------ Task material ------

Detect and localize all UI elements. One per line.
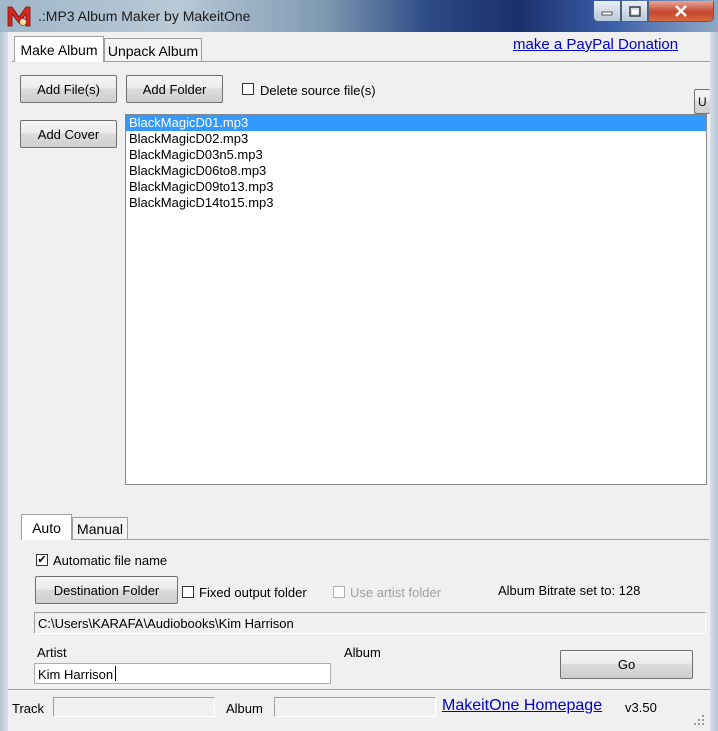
list-item[interactable]: BlackMagicD09to13.mp3 — [126, 179, 706, 195]
close-icon — [675, 5, 687, 17]
status-divider — [8, 689, 710, 690]
artist-label: Artist — [37, 645, 67, 660]
add-folder-button[interactable]: Add Folder — [126, 75, 223, 103]
maximize-button[interactable] — [621, 1, 648, 22]
tab-label: Make Album — [20, 41, 98, 58]
album-bitrate-label: Album Bitrate set to: 128 — [498, 583, 641, 598]
album-progress-bar — [274, 697, 436, 717]
delete-source-checkbox[interactable] — [242, 83, 254, 95]
file-list[interactable]: BlackMagicD01.mp3 BlackMagicD02.mp3 Blac… — [125, 114, 707, 485]
list-item[interactable]: BlackMagicD01.mp3 — [126, 115, 706, 131]
fixed-output-folder-label: Fixed output folder — [199, 585, 307, 600]
window-frame-left — [0, 32, 8, 731]
tab-manual[interactable]: Manual — [72, 517, 128, 539]
button-label: U — [698, 94, 707, 109]
list-item[interactable]: BlackMagicD06to8.mp3 — [126, 163, 706, 179]
delete-source-label: Delete source file(s) — [260, 83, 376, 98]
window-title: .:MP3 Album Maker by MakeitOne — [38, 8, 251, 24]
artist-input[interactable]: Kim Harrison — [34, 663, 331, 684]
button-label: Go — [617, 657, 636, 672]
close-button[interactable] — [648, 1, 714, 22]
tab-label: Unpack Album — [107, 42, 199, 59]
button-label: Destination Folder — [53, 582, 160, 598]
minimize-icon — [601, 11, 613, 16]
automatic-file-name-label: Automatic file name — [53, 553, 168, 568]
version-label: v3.50 — [625, 700, 657, 715]
maximize-icon — [628, 5, 641, 17]
list-item[interactable]: BlackMagicD02.mp3 — [126, 131, 706, 147]
track-label: Track — [12, 701, 45, 716]
tab-make-album[interactable]: Make Album — [14, 36, 104, 62]
album-label: Album — [344, 645, 381, 660]
tab-label: Auto — [32, 519, 61, 536]
album-progress-label: Album — [226, 701, 263, 716]
button-label: Add Folder — [142, 81, 207, 97]
fixed-output-folder-checkbox[interactable] — [182, 586, 194, 598]
tab-auto[interactable]: Auto — [21, 514, 72, 540]
go-button[interactable]: Go — [560, 650, 693, 679]
artist-input-value: Kim Harrison — [38, 667, 114, 682]
tab-label: Manual — [77, 520, 123, 537]
tab-divider — [12, 61, 710, 62]
side-button[interactable]: U — [694, 89, 710, 114]
subtab-divider — [21, 539, 709, 540]
use-artist-folder-label: Use artist folder — [350, 585, 442, 600]
makeitone-homepage-link[interactable]: MakeitOne Homepage — [442, 697, 602, 715]
destination-path-field: C:\Users\KARAFA\Audiobooks\Kim Harrison — [34, 612, 706, 634]
destination-folder-button[interactable]: Destination Folder — [35, 576, 178, 604]
paypal-donation-link[interactable]: make a PayPal Donation — [513, 36, 678, 53]
list-item[interactable]: BlackMagicD03n5.mp3 — [126, 147, 706, 163]
check-icon: ✔ — [37, 553, 47, 566]
text-caret — [115, 666, 116, 681]
automatic-file-name-checkbox[interactable]: ✔ — [36, 554, 48, 566]
add-cover-button[interactable]: Add Cover — [20, 120, 117, 148]
destination-path-text: C:\Users\KARAFA\Audiobooks\Kim Harrison — [38, 616, 294, 631]
tab-unpack-album[interactable]: Unpack Album — [104, 38, 202, 62]
app-logo-icon — [6, 4, 32, 28]
track-progress-bar — [53, 697, 215, 717]
use-artist-folder-checkbox[interactable] — [333, 586, 345, 598]
list-item[interactable]: BlackMagicD14to15.mp3 — [126, 195, 706, 211]
button-label: Add Cover — [37, 126, 100, 142]
resize-grip-icon[interactable] — [690, 711, 706, 727]
minimize-button[interactable] — [593, 1, 621, 22]
add-files-button[interactable]: Add File(s) — [20, 75, 117, 103]
button-label: Add File(s) — [37, 81, 100, 97]
window-frame-right — [710, 32, 718, 731]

------

In the records, from the line with "list-item[interactable]: BlackMagicD09to13.mp3 —" up to and including the line with "tab-label: Make Album — [20, 41, 98, 58]", substitute "Build Album" for "Make Album". Write out only those lines and leave everything else unchanged.

list-item[interactable]: BlackMagicD09to13.mp3 — [126, 179, 706, 195]
close-icon — [675, 5, 687, 17]
status-divider — [8, 689, 710, 690]
artist-label: Artist — [37, 645, 67, 660]
add-folder-button[interactable]: Add Folder — [126, 75, 223, 103]
maximize-button[interactable] — [621, 1, 648, 22]
tab-label: Build Album — [20, 41, 98, 58]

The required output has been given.